====== Excerpt to read
COSMO-INR: Complex Sinusoidal Modulation for Implicit Neural Representations¶
Conference: ICLR 2026 arXiv: 2505.11640 Code: To be confirmed Area: Image Generation Keywords: Implicit neural representations, activation function design, spectral bias, Chebyshev polynomials, complex sinusoidal modulation
TL;DR¶
Through harmonic distortion analysis and Chebyshev polynomial approximation, this paper rigorously proves that odd/even symmetric activation functions exhibit systematic attenuation in post-activation spectra. It proposes modulating activation functions with complex sinusoidal terms \(e^{j\zeta x}\) to preserve full spectral support, and introduces the COSMO-RC activation function alongside a regularized prior embedder architecture. The method achieves an average PSNR gain of +5.67 dB over the strongest baseline on Kodak image reconstruction and +3.45 dB on NeRF.
Background & Motivation¶
Background: Implicit neural representations (INRs) use MLPs to map continuous coordinates to signal values (e.g., image pixels, 3D occupancy), with the choice of activation function being the core design degree of freedom. SIREN uses sinusoidal activations, WIRE uses wavelets, and Gaussian-based methods use Gaussian functions; further variants include FINER (variable-frequency sinusoids) and INCODE (prior embedders). While these methods each excel on different tasks, a unified theoretical explanation of why certain activations outperform others—and where their effectiveness breaks down—has been lacking.
============
====== Data records
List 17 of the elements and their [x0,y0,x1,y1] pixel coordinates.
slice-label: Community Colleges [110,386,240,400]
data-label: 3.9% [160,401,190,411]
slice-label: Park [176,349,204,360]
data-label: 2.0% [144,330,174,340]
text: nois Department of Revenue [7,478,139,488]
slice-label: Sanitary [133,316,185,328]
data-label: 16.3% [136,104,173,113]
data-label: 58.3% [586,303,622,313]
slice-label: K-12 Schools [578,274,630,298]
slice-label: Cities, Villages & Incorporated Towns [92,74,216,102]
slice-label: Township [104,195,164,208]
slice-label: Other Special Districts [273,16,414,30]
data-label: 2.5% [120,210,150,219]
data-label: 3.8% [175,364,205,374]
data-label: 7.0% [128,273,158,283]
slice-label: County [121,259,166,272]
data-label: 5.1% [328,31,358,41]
============
> _To-do list_:
[1] In the COSMO-INR summary, what average PSNR gain does the method achieve over the strongest baseline on Kodak image reconstruction?
[2] Resume the COSMO-INR summary at the point where it stops.
The material has no connection to the text.

> _The replies_:
[1] +5.67 dB.

[2]
Limitations of Prior Work: INRs face three core challenges: (1) spectral bias, whereby networks are inherently insensitive to high-frequency signal components, leading to blurry reconstructions; (2) poor noise robustness, causing overfitting to noise during denoising; and (3) difficulty in simultaneously capturing local details and global structure. Most existing activation function designs are based on empirical comparisons, lacking a systematic analytical framework grounded in the spectral domain.
Key Challenge: Nonlinear activation functions broaden the input spectrum (blueshift effect), enabling networks to represent high-frequency components. However, if an activation function possesses odd or even symmetry—as nearly all commonly used activations do—half of the coefficients in its Chebyshev polynomial expansion are identically zero, resulting in systematic attenuation of the post-activation spectrum. The network's expressive capacity is thus needlessly halved.
Goal: (1) Reveal the theoretical root cause of spectral attenuation in existing INR activation functions; (2) propose a general remedy—complex sinusoidal modulation; (3) design a concrete optimal activation function, COSMO-RC, and validate its superiority.
Key Insight: The authors begin from harmonic distortion analysis, expanding activation functions in Chebyshev polynomials and observing that the alternating vanishing of odd/even coefficients is an inevitable consequence of symmetry—and the precise mathematical source of spectral attenuation. This analytical perspective had not previously been examined.
Core Idea: Modulating the activation function with a complex exponential \(e^{j\zeta x}\) breaks odd/even symmetry, ensuring that the real and imaginary parts of the Chebyshev coefficients cannot vanish simultaneously, thereby preserving full frequency support in the post-activation spectrum.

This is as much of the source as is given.